> [RECORDS TO PROCESS]
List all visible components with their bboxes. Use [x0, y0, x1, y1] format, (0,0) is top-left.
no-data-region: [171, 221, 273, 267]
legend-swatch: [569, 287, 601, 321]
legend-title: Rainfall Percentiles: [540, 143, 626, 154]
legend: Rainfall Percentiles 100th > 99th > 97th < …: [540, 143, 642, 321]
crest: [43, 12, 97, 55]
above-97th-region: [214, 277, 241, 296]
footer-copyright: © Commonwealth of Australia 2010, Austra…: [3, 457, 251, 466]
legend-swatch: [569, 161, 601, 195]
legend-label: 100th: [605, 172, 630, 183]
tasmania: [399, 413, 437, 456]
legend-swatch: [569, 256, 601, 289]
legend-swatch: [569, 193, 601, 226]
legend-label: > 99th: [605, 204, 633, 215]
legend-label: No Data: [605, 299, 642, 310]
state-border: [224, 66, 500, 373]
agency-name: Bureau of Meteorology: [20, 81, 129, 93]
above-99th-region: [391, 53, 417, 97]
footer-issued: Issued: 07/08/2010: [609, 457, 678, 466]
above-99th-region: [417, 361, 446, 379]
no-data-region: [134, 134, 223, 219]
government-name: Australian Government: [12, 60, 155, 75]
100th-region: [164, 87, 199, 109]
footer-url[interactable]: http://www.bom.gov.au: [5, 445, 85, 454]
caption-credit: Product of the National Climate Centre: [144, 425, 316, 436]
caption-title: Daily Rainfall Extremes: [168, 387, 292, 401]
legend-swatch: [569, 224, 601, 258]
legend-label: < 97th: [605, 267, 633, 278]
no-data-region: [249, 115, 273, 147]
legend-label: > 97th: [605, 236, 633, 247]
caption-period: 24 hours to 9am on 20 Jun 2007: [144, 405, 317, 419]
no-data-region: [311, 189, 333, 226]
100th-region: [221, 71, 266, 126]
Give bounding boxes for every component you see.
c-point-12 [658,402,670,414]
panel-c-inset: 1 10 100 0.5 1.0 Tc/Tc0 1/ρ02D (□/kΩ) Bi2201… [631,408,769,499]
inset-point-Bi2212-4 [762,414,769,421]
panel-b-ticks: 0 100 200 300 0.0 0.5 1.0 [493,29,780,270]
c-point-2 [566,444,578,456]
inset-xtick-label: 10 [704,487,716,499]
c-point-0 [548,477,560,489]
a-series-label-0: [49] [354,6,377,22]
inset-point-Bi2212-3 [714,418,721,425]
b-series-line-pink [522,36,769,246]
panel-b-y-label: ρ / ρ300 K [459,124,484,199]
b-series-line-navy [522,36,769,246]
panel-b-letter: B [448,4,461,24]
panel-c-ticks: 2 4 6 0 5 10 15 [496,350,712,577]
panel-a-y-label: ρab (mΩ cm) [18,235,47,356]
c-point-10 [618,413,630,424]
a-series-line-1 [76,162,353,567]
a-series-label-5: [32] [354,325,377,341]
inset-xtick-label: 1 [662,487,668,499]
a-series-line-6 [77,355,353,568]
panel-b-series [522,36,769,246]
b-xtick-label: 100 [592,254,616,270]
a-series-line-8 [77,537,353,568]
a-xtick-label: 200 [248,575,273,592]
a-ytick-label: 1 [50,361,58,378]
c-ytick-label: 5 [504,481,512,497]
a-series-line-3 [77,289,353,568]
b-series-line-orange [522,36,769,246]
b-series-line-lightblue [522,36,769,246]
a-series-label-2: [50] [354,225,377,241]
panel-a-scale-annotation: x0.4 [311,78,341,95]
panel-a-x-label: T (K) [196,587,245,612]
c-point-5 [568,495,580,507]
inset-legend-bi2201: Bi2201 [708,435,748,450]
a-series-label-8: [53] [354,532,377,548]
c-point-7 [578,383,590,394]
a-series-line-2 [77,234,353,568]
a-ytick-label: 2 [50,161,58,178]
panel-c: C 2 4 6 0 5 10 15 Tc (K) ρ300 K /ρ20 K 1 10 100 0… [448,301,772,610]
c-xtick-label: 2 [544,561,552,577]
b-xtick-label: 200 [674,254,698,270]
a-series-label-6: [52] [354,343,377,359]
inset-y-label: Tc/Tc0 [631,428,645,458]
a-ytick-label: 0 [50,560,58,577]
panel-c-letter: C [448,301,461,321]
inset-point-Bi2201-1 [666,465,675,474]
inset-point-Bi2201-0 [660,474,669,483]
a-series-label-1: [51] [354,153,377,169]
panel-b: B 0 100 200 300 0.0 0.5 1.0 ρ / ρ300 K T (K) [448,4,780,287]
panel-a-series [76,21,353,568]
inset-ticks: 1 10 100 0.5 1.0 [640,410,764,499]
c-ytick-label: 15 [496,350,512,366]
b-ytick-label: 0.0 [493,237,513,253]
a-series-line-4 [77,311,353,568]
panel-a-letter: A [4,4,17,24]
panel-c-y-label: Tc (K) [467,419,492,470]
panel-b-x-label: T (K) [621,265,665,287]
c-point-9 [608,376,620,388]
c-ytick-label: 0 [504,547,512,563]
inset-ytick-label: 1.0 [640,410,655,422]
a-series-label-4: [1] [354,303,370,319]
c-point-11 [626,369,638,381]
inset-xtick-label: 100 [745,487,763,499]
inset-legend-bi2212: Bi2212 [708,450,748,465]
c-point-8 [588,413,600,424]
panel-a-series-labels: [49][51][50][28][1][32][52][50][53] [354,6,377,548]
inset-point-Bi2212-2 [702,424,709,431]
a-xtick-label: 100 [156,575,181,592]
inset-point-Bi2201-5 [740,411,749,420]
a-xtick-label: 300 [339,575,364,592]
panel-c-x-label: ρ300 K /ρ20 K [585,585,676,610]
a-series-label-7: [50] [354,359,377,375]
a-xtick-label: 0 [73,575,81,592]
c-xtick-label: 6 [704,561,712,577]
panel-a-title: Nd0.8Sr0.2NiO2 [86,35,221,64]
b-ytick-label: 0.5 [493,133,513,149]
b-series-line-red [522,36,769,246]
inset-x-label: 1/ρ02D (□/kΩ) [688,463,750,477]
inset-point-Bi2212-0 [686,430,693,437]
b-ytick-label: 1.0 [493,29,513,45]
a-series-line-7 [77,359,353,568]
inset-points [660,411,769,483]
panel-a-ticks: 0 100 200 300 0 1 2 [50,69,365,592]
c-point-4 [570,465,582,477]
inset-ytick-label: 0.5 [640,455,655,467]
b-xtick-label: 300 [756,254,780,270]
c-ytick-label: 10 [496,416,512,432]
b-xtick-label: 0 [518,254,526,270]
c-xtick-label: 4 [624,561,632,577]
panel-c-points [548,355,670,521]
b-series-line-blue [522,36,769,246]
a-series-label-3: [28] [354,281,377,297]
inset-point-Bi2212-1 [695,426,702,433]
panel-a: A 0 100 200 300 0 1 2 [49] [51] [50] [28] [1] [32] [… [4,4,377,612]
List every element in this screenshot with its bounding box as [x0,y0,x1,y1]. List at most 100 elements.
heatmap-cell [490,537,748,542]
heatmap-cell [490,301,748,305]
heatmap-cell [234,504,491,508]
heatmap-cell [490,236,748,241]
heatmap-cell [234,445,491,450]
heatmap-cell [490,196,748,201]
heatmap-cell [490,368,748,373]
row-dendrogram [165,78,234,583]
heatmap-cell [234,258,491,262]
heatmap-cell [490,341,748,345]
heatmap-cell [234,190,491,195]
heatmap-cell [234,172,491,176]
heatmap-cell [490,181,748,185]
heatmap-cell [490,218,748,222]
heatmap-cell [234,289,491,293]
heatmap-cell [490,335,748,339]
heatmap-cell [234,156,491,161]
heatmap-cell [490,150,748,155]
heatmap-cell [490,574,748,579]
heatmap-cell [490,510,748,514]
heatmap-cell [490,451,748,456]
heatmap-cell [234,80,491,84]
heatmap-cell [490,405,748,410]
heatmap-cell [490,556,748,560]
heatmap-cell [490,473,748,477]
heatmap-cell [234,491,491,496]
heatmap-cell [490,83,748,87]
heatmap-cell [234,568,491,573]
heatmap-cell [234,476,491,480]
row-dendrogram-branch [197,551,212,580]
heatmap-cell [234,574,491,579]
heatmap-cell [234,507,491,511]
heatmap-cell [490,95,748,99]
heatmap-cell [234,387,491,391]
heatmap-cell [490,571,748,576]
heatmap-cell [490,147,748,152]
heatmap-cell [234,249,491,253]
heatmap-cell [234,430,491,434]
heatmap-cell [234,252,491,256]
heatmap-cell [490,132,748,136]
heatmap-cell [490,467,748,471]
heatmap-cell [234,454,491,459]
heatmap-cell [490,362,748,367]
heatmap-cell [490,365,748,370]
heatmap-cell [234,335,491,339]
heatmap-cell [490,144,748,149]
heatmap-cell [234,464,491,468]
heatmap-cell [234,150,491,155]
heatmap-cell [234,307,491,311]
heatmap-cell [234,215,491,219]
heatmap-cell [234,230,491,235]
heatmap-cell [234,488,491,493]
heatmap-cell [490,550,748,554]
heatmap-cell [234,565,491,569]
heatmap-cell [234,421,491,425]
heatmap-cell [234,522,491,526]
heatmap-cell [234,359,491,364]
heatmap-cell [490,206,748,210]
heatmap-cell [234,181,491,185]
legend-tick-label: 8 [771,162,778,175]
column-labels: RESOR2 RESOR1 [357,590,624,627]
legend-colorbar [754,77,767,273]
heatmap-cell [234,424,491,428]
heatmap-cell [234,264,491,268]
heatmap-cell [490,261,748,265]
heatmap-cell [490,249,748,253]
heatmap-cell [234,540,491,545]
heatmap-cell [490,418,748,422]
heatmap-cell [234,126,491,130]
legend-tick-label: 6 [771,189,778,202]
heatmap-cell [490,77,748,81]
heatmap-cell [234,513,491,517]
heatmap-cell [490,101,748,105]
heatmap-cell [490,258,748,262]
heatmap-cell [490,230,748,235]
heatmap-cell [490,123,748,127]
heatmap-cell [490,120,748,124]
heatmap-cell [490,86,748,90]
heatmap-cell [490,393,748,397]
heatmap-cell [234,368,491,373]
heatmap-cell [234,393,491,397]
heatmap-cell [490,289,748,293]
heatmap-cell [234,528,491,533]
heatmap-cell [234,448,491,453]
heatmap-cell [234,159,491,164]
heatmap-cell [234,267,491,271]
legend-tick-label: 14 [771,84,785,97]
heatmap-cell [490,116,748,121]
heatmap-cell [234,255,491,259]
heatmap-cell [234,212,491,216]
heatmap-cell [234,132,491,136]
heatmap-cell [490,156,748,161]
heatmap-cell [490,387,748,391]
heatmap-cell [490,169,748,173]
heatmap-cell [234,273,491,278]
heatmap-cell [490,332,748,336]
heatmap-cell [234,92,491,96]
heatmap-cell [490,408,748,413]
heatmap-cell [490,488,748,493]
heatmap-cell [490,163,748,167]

> [THE EXERCISE]
Rewrite the lines from the very first one through the line containing "a-series-line-1 [76,162,353,567]", replacing "legend-swatch" with "legend-key" and leaving everything else unchanged.

> [WRITTEN ANSWER]
List all visible components with their bboxes. Use [x0, y0, x1, y1] format, (0,0) is top-left.
no-data-region: [171, 221, 273, 267]
legend-key: [569, 287, 601, 321]
legend-title: Rainfall Percentiles: [540, 143, 626, 154]
legend: Rainfall Percentiles 100th > 99th > 97th < …: [540, 143, 642, 321]
crest: [43, 12, 97, 55]
above-97th-region: [214, 277, 241, 296]
footer-copyright: © Commonwealth of Australia 2010, Austra…: [3, 457, 251, 466]
legend-key: [569, 161, 601, 195]
legend-label: 100th: [605, 172, 630, 183]
tasmania: [399, 413, 437, 456]
legend-key: [569, 256, 601, 289]
legend-key: [569, 193, 601, 226]
legend-label: > 99th: [605, 204, 633, 215]
legend-label: No Data: [605, 299, 642, 310]
state-border: [224, 66, 500, 373]
agency-name: Bureau of Meteorology: [20, 81, 129, 93]
above-99th-region: [391, 53, 417, 97]
footer-issued: Issued: 07/08/2010: [609, 457, 678, 466]
above-99th-region: [417, 361, 446, 379]
no-data-region: [134, 134, 223, 219]
government-name: Australian Government: [12, 60, 155, 75]
100th-region: [164, 87, 199, 109]
footer-url[interactable]: http://www.bom.gov.au: [5, 445, 85, 454]
caption-credit: Product of the National Climate Centre: [144, 425, 316, 436]
caption-title: Daily Rainfall Extremes: [168, 387, 292, 401]
legend-key: [569, 224, 601, 258]
legend-label: < 97th: [605, 267, 633, 278]
no-data-region: [249, 115, 273, 147]
legend-label: > 97th: [605, 236, 633, 247]
caption-period: 24 hours to 9am on 20 Jun 2007: [144, 405, 317, 419]
no-data-region: [311, 189, 333, 226]
100th-region: [221, 71, 266, 126]
Give bounding boxes for every component you see.
c-point-12 [658,402,670,414]
panel-c-inset: 1 10 100 0.5 1.0 Tc/Tc0 1/ρ02D (□/kΩ) Bi2201… [631,408,769,499]
inset-point-Bi2212-4 [762,414,769,421]
panel-b-ticks: 0 100 200 300 0.0 0.5 1.0 [493,29,780,270]
c-point-2 [566,444,578,456]
inset-xtick-label: 10 [704,487,716,499]
c-point-0 [548,477,560,489]
a-series-label-0: [49] [354,6,377,22]
inset-point-Bi2212-3 [714,418,721,425]
b-series-line-pink [522,36,769,246]
panel-b-y-label: ρ / ρ300 K [459,124,484,199]
b-series-line-navy [522,36,769,246]
panel-b-letter: B [448,4,461,24]
panel-c-ticks: 2 4 6 0 5 10 15 [496,350,712,577]
panel-a-y-label: ρab (mΩ cm) [18,235,47,356]
c-point-10 [618,413,630,424]
a-series-line-1 [76,162,353,567]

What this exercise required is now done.